>> START
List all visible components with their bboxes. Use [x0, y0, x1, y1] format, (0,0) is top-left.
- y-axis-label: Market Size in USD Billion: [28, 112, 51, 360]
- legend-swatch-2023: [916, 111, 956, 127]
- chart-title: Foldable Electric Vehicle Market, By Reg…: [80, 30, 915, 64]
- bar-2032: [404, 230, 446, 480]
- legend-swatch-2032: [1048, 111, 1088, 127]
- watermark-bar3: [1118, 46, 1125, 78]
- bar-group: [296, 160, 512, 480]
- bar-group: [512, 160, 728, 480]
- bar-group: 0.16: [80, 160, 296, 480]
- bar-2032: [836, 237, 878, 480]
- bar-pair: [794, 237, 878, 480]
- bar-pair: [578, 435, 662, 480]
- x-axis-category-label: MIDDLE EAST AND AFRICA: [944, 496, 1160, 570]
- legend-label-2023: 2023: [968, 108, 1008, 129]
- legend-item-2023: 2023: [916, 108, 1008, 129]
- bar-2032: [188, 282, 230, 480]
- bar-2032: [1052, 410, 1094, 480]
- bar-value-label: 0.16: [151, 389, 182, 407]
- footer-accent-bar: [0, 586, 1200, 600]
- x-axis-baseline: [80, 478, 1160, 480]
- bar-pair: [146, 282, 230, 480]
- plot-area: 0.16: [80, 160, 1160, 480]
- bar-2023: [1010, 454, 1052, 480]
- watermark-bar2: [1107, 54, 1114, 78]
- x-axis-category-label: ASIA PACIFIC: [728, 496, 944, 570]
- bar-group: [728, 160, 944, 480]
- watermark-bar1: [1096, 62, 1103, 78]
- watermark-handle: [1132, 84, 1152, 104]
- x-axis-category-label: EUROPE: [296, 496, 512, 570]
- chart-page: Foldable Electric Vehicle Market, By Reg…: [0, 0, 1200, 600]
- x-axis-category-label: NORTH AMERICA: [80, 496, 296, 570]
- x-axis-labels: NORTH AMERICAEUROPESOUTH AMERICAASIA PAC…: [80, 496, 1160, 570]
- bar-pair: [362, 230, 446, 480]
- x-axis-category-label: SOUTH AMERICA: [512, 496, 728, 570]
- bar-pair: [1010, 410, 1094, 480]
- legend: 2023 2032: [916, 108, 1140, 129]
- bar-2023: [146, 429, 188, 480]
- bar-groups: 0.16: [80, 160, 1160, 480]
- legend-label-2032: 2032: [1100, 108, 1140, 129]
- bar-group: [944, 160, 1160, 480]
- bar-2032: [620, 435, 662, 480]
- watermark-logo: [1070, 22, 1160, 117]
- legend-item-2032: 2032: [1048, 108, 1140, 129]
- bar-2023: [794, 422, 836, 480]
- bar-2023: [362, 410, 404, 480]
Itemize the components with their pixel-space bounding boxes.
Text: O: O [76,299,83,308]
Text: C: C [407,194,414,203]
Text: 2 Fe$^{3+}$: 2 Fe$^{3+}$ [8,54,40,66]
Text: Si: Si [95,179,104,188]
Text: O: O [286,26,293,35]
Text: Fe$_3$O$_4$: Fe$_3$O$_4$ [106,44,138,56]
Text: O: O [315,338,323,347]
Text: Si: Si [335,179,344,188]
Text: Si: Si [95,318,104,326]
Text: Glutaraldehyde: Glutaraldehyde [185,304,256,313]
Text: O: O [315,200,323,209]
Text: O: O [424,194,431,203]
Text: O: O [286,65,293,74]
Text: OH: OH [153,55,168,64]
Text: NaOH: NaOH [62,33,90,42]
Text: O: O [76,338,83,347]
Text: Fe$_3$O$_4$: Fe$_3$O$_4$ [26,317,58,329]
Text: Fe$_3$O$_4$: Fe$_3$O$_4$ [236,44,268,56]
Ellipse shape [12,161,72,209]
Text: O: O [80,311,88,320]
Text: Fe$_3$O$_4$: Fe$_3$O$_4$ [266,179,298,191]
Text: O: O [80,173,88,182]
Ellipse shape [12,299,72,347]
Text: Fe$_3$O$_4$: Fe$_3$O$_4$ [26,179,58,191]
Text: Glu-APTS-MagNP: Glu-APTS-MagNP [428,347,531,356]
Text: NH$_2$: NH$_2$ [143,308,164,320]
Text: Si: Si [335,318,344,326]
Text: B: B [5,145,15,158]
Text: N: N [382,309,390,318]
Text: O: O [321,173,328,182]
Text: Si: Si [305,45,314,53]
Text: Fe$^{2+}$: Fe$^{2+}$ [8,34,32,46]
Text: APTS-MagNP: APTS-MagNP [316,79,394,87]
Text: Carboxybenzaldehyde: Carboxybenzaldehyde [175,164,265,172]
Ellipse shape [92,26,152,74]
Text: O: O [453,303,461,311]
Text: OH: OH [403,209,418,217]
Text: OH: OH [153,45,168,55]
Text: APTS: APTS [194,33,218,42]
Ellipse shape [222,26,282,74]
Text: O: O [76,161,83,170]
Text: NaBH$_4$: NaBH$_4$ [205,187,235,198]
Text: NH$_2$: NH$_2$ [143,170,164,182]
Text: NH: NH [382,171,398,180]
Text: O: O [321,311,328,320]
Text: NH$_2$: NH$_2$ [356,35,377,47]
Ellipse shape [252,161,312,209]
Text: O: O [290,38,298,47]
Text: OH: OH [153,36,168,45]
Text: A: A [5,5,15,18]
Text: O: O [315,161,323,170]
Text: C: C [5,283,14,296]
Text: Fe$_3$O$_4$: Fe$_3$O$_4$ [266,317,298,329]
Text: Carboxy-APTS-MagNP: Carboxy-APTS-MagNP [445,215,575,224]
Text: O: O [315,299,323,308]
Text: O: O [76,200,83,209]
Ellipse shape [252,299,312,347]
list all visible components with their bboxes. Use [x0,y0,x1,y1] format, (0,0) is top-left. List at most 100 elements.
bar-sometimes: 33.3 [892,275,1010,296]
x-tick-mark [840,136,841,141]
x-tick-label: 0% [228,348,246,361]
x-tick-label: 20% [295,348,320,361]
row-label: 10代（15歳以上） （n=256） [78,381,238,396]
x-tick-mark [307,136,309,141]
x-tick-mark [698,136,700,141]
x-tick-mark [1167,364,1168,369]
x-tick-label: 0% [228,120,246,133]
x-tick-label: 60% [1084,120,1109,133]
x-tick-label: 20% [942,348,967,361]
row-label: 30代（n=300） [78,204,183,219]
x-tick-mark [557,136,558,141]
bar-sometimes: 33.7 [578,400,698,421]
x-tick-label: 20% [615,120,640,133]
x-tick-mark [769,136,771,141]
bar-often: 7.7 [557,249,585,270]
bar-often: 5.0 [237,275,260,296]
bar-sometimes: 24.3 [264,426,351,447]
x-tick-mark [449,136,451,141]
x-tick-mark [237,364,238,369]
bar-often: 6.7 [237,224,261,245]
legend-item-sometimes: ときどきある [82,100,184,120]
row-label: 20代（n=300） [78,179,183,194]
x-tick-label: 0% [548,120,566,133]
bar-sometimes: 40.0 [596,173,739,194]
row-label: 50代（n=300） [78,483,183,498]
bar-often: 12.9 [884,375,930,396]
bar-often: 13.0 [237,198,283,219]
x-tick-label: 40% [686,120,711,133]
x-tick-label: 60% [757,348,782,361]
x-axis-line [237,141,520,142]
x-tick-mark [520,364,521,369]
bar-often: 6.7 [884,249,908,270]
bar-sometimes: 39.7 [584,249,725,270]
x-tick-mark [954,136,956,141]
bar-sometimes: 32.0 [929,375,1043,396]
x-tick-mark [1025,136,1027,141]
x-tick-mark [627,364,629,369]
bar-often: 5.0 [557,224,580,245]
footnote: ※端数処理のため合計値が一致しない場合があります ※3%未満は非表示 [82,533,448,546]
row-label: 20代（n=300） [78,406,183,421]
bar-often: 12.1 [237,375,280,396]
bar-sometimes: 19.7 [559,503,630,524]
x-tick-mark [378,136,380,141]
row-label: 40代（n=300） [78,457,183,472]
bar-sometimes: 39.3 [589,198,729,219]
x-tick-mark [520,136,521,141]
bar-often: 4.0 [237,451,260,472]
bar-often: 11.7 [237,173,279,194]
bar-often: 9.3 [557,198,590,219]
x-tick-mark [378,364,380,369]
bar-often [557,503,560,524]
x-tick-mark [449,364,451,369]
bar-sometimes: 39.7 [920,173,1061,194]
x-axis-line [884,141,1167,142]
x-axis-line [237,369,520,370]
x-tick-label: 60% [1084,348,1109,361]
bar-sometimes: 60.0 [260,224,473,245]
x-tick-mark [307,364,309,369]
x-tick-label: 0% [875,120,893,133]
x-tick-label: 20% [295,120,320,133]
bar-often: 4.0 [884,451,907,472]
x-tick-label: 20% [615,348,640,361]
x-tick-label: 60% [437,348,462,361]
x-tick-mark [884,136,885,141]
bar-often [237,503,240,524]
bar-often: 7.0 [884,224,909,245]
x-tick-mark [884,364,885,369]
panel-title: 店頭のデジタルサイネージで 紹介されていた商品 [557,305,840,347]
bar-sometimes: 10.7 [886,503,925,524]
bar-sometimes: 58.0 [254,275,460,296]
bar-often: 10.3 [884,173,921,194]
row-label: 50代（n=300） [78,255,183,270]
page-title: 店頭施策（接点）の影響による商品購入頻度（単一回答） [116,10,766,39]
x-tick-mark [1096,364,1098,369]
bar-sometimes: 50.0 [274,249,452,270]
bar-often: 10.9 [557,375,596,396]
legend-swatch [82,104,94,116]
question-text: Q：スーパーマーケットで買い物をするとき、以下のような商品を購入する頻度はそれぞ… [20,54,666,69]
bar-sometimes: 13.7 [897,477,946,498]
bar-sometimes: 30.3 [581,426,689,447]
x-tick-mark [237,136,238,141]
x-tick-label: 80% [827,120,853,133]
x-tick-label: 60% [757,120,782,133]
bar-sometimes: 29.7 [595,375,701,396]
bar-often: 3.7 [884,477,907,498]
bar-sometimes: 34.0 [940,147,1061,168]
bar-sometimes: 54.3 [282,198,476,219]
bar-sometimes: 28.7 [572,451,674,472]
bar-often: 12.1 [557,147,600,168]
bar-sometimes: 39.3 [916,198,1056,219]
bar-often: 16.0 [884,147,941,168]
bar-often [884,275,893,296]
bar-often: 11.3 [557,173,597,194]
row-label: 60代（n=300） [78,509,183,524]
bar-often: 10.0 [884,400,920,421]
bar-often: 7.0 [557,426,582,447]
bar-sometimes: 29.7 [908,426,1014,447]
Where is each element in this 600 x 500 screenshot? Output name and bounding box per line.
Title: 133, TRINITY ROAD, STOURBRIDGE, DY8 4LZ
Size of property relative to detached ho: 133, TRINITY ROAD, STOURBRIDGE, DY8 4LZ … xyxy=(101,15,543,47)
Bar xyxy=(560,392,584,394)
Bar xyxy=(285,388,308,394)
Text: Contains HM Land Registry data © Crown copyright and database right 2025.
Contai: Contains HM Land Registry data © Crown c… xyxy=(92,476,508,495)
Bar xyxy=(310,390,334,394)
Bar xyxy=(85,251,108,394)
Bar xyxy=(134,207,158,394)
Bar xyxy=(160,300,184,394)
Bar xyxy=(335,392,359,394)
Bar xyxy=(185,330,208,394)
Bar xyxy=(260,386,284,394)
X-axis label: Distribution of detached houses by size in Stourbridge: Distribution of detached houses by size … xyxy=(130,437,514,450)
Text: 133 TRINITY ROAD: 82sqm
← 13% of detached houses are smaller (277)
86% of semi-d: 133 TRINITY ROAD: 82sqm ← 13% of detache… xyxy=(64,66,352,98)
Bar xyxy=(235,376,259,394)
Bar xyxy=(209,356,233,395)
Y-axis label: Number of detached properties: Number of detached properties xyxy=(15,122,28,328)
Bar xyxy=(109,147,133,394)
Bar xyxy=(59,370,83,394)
>> END
> **What is expected**
Reproduce the records above word for word, from their first line up to and including the line containing "- watermark-bar2: [1107, 54, 1114, 78]".

> **Output of the task**
List all visible components with their bboxes. Use [x0, y0, x1, y1] format, (0,0) is top-left.
- y-axis-label: Market Size in USD Billion: [28, 112, 51, 360]
- legend-swatch-2023: [916, 111, 956, 127]
- chart-title: Foldable Electric Vehicle Market, By Reg…: [80, 30, 915, 64]
- bar-2032: [404, 230, 446, 480]
- legend-swatch-2032: [1048, 111, 1088, 127]
- watermark-bar3: [1118, 46, 1125, 78]
- bar-group: [296, 160, 512, 480]
- bar-group: [512, 160, 728, 480]
- bar-group: 0.16: [80, 160, 296, 480]
- bar-2032: [836, 237, 878, 480]
- bar-pair: [794, 237, 878, 480]
- bar-pair: [578, 435, 662, 480]
- x-axis-category-label: MIDDLE EAST AND AFRICA: [944, 496, 1160, 570]
- legend-label-2023: 2023: [968, 108, 1008, 129]
- legend-item-2023: 2023: [916, 108, 1008, 129]
- bar-2032: [188, 282, 230, 480]
- bar-2032: [1052, 410, 1094, 480]
- bar-value-label: 0.16: [151, 389, 182, 407]
- footer-accent-bar: [0, 586, 1200, 600]
- x-axis-baseline: [80, 478, 1160, 480]
- bar-pair: [146, 282, 230, 480]
- plot-area: 0.16: [80, 160, 1160, 480]
- bar-2023: [1010, 454, 1052, 480]
- watermark-bar2: [1107, 54, 1114, 78]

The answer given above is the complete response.